● Problem requirements
Check each line of the records below and collect those holding "Account".

● Data for the task
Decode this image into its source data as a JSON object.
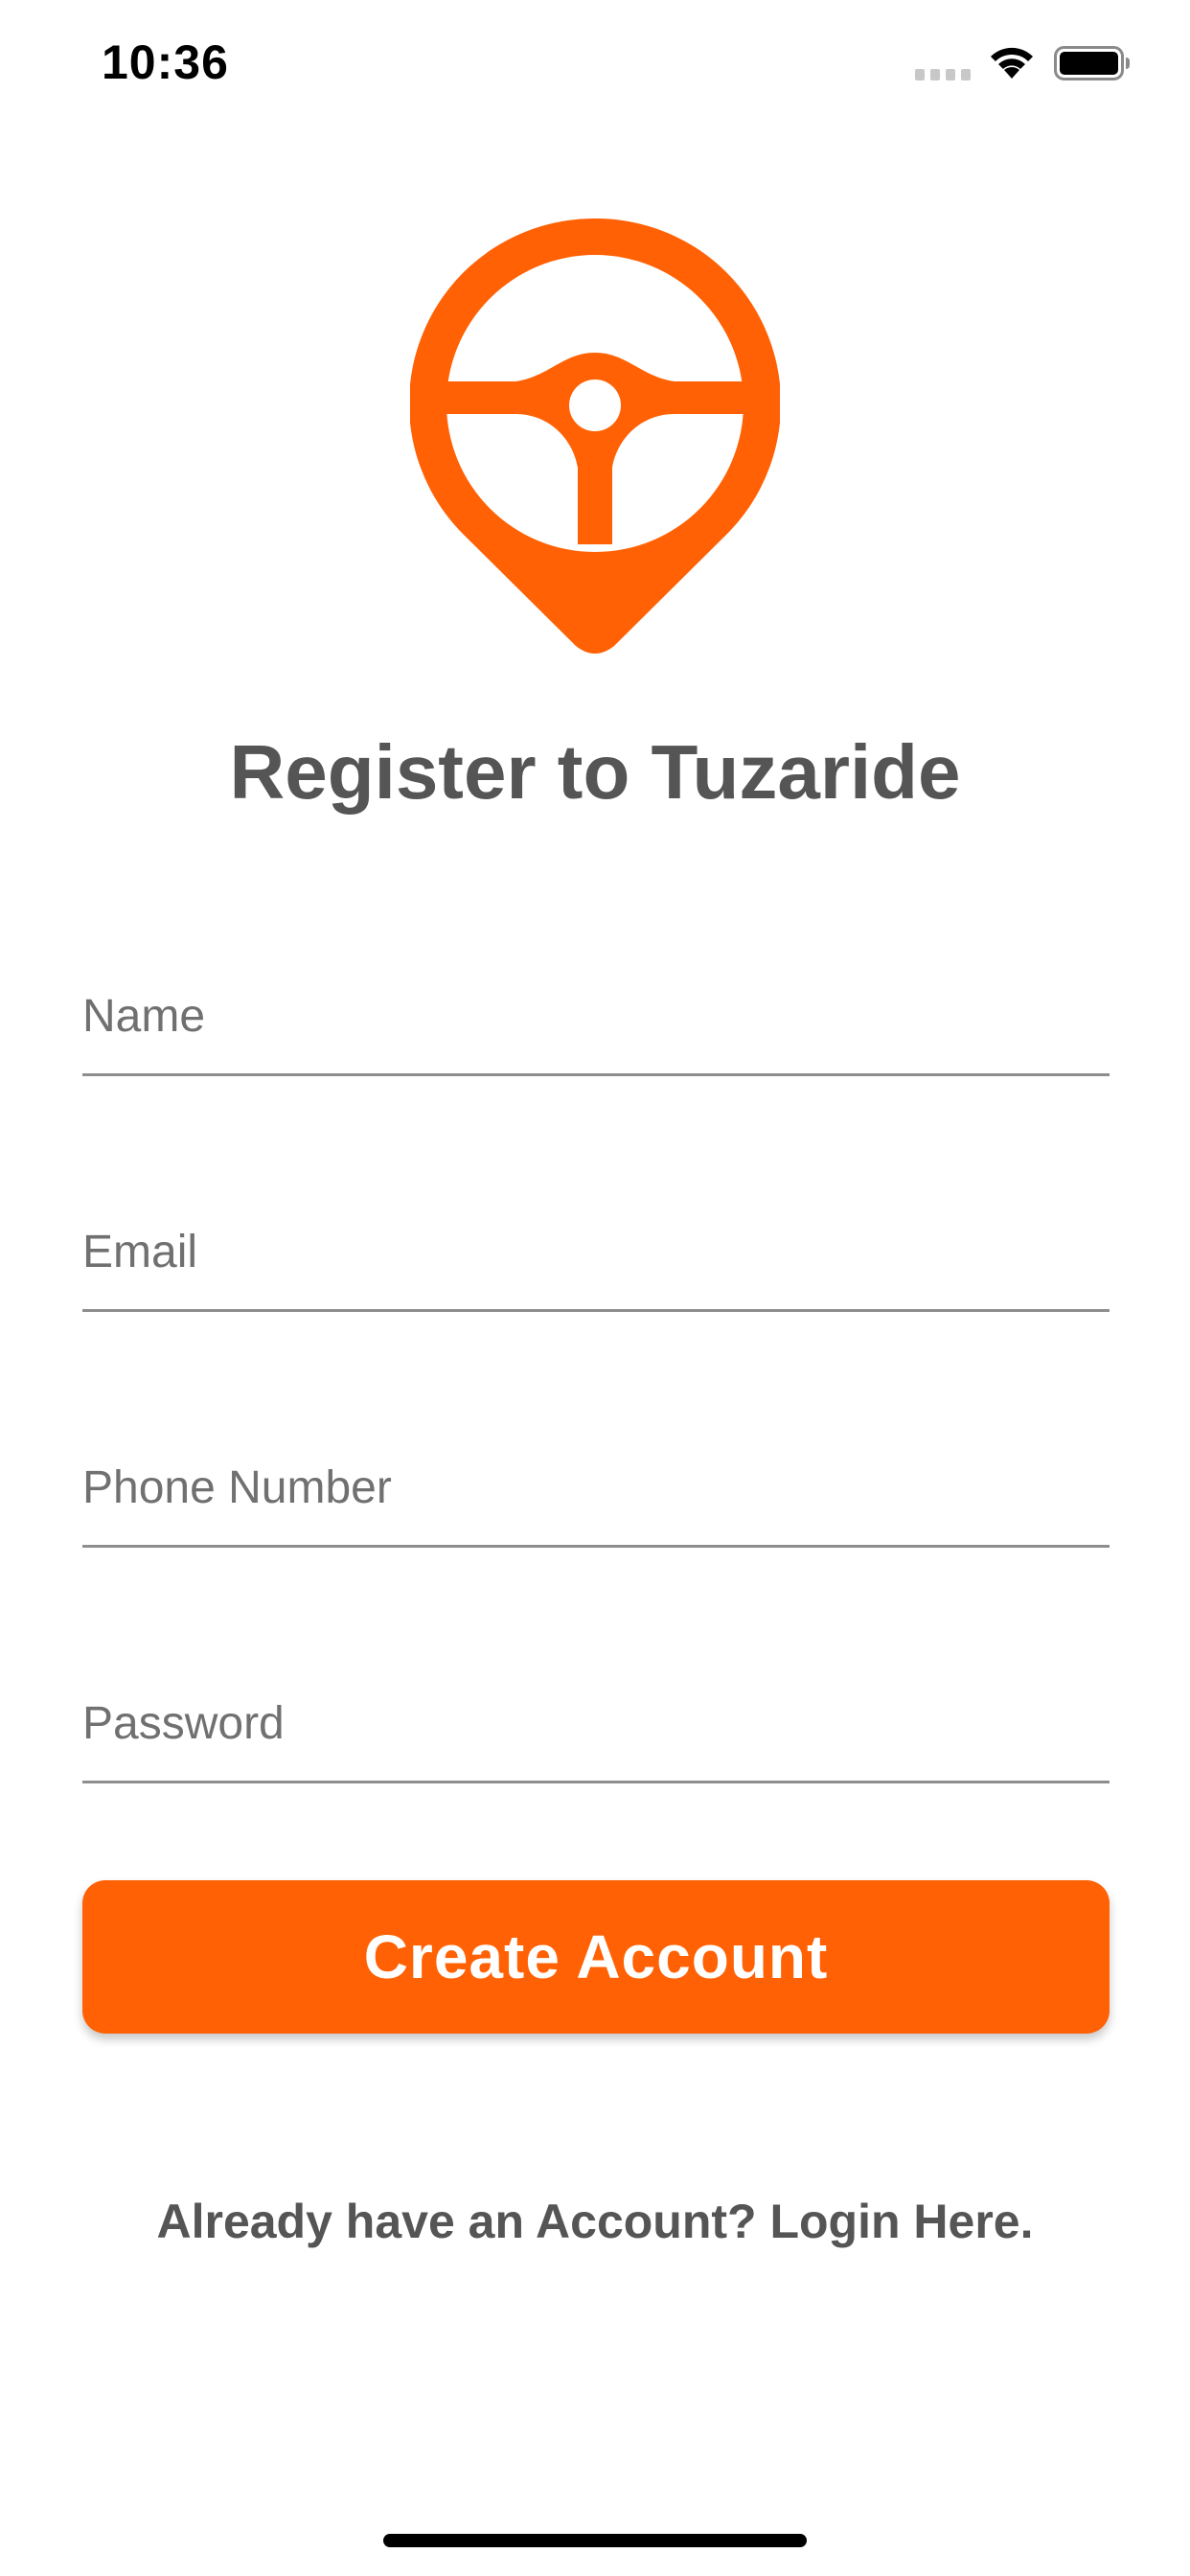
{
  "status_bar": {
    "time": "10:36",
    "icons": [
      "signal-icon",
      "wifi-icon",
      "battery-icon"
    ]
  },
  "logo": {
    "icon": "steering-wheel-pin-icon",
    "color": "#ff6104"
  },
  "title": "Register to Tuzaride",
  "form": {
    "name_placeholder": "Name",
    "email_placeholder": "Email",
    "phone_placeholder": "Phone Number",
    "password_placeholder": "Password",
    "name_value": "",
    "email_value": "",
    "phone_value": "",
    "password_value": ""
  },
  "create_button_label": "Create Account",
  "login_link": "Already have an Account? Login Here.",
  "colors": {
    "accent": "#ff6104",
    "text": "#555555",
    "placeholder": "#707070",
    "divider": "#8e8e8e"
  }
}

● Exercise result
  "create_button_label": "Create Account",
  "login_link": "Already have an Account? Login Here.",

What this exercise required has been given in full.